■ **AUFGABEN UND ÜBUNGEN**:
[a] Schreiben Sie aus dem Text über die RSG Nürnberg alles von "Als erste deutsche" bis hinunter zu "367 wertvolle UCI-Punkte!" wortgetreu ab.
[b] Wie viele UCI-Punkte erkämpften die Nürnberger Profis laut dem Text über die RSG Nürnberg?

::: BEREITGESTELLTER AUSZUG

Sprung ins kalte Wasser
Nachdem der Radsport-Weltverband UCI 1995 eine neue Einheitslizenz für nur eine "Eliteklasse" einführte, wagte man bei der RSG Nürnberg den Sprung ins kalte Wasser. "Wir wechseln ins Lager der Profis, denn wir wollen auch künftig Leistungssport auf hohem Niveau betreiben, da bleibt uns keine andere Wahl", begründete Dieter Burkhardt die Entscheidung, die auch der Hauptsponsor akzeptierte.
Als erste deutsche Amateur-Mannschaft wechselten die Nürnberger 1996 in das Lager der neuen Profi-Kategorie "GSII". Mit dem Wiesbadener Bergspezialisten Jens Zemke als neuen Kapitän schlugen sich die zehn fränkischen Radprofis in ihrer ersten Saison sehr wacker. Klaus Diewald und Steffen Rein gewannen zwei Etappen bei der "Tour de Normandie", Mike Weißmann und Andreas Klier wurden Etappensieger bei der Niedersachsen-Rundfahrt und bei der Boland-Bank-Tour in Südafrika. Insgesamt holten die Nürnberger Profis 19 Saisonsiege im In- und Ausland und erkämpften dadurch 367 wertvolle UCI-Punkte!

::::::
::: BEREITGESTELLTES MATERIAL

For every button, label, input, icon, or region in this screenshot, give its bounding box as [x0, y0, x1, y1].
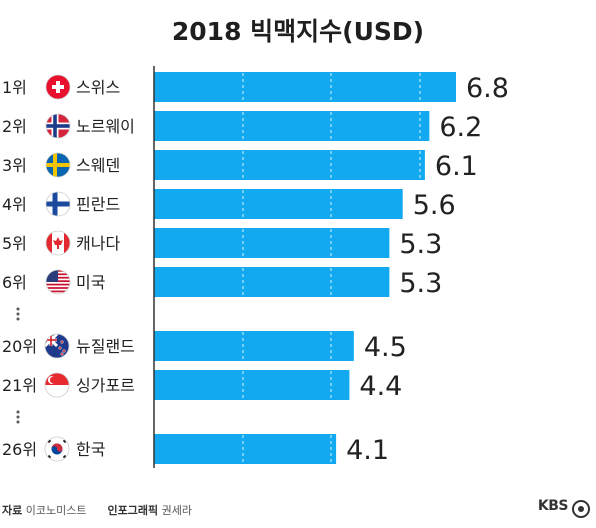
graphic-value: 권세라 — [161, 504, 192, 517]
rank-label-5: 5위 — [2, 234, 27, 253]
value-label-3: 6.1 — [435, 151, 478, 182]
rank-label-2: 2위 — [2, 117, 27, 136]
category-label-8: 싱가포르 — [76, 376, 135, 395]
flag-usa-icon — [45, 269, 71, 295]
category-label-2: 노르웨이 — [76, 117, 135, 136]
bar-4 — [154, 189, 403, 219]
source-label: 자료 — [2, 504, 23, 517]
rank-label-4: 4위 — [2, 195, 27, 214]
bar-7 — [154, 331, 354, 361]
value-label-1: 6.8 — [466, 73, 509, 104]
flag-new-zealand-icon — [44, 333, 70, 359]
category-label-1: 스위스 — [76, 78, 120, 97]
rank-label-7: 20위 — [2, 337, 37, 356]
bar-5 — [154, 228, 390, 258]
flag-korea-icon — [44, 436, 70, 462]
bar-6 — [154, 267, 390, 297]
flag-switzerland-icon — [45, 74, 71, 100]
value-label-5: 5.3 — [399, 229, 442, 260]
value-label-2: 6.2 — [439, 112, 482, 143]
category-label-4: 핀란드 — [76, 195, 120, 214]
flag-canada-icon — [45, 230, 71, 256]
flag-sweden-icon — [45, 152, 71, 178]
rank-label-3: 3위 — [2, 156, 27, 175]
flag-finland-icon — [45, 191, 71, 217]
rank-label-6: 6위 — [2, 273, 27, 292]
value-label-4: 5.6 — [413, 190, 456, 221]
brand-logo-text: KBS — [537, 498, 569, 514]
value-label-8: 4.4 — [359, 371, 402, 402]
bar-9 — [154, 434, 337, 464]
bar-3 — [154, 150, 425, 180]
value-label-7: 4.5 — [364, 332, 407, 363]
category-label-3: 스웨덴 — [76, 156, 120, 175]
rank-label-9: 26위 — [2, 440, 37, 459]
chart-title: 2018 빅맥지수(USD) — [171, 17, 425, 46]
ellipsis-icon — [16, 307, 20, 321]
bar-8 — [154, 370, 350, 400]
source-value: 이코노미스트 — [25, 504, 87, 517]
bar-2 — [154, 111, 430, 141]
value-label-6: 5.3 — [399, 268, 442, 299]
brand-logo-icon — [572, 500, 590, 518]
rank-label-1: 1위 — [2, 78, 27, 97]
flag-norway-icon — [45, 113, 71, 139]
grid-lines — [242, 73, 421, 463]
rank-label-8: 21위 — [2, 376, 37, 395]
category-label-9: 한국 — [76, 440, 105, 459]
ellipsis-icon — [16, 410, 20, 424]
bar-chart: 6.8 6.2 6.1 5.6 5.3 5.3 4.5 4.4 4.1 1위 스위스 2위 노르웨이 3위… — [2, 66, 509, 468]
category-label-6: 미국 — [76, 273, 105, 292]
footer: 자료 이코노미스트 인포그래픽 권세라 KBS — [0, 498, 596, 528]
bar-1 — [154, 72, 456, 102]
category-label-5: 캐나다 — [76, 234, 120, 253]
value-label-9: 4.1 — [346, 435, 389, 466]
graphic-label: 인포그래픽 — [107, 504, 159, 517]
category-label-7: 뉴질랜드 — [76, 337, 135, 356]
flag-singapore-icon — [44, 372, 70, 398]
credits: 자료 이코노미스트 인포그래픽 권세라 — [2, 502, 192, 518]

::::::

■ **ERGEBNISSE IN REIHENFOLGE**:
[a]
Als erste deutsche Amateur-Mannschaft wechselten die Nürnberger 1996 in das Lager der neuen Profi-Kategorie "GSII". Mit dem Wiesbadener Bergspezialisten Jens Zemke als neuen Kapitän schlugen sich die zehn fränkischen Radprofis in ihrer ersten Saison sehr wacker. Klaus Diewald und Steffen Rein gewannen zwei Etappen bei der "Tour de Normandie", Mike Weißmann und Andreas Klier wurden Etappensieger bei der Niedersachsen-Rundfahrt und bei der Boland-Bank-Tour in Südafrika. Insgesamt holten die Nürnberger Profis 19 Saisonsiege im In- und Ausland und erkämpften dadurch 367 wertvolle UCI-Punkte!

[b] 367 UCI-Punkte.